Written instruction => Would you write out the entries below, every one of them, exactly?

---------------

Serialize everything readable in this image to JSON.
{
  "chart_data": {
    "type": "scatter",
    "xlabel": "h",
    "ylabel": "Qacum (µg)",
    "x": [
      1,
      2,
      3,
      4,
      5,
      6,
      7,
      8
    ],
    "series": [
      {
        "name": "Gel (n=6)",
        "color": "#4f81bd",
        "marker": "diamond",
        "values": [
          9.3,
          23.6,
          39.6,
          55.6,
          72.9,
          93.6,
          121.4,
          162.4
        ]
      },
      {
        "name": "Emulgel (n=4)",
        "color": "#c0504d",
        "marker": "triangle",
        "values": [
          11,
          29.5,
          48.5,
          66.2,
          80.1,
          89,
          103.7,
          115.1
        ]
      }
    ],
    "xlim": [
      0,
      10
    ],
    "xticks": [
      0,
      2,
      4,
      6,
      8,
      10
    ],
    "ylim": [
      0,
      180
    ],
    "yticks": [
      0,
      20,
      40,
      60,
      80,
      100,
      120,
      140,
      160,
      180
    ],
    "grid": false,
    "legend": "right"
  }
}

---------------

Correct output =>
Serialize everything readable in this image to JSON.
{
  "chart_data": {
    "type": "scatter",
    "xlabel": "h",
    "ylabel": "Qacum (µg)",
    "x": [
      1,
      2,
      3,
      4,
      5,
      6,
      7,
      8
    ],
    "series": [
      {
        "name": "Gel (n=6)",
        "color": "#4f81bd",
        "marker": "diamond",
        "values": [
          9.3,
          23.6,
          39.6,
          55.6,
          72.9,
          93.6,
          121.4,
          162.4
        ]
      },
      {
        "name": "Emulgel (n=4)",
        "color": "#c0504d",
        "marker": "triangle",
        "values": [
          11,
          29.5,
          48.5,
          66.2,
          80.1,
          89,
          103.7,
          115.1
        ]
      }
    ],
    "xlim": [
      0,
      10
    ],
    "xticks": [
      0,
      2,
      4,
      6,
      8,
      10
    ],
    "ylim": [
      0,
      180
    ],
    "yticks": [
      0,
      20,
      40,
      60,
      80,
      100,
      120,
      140,
      160,
      180
    ],
    "grid": false,
    "legend": "right"
  }
}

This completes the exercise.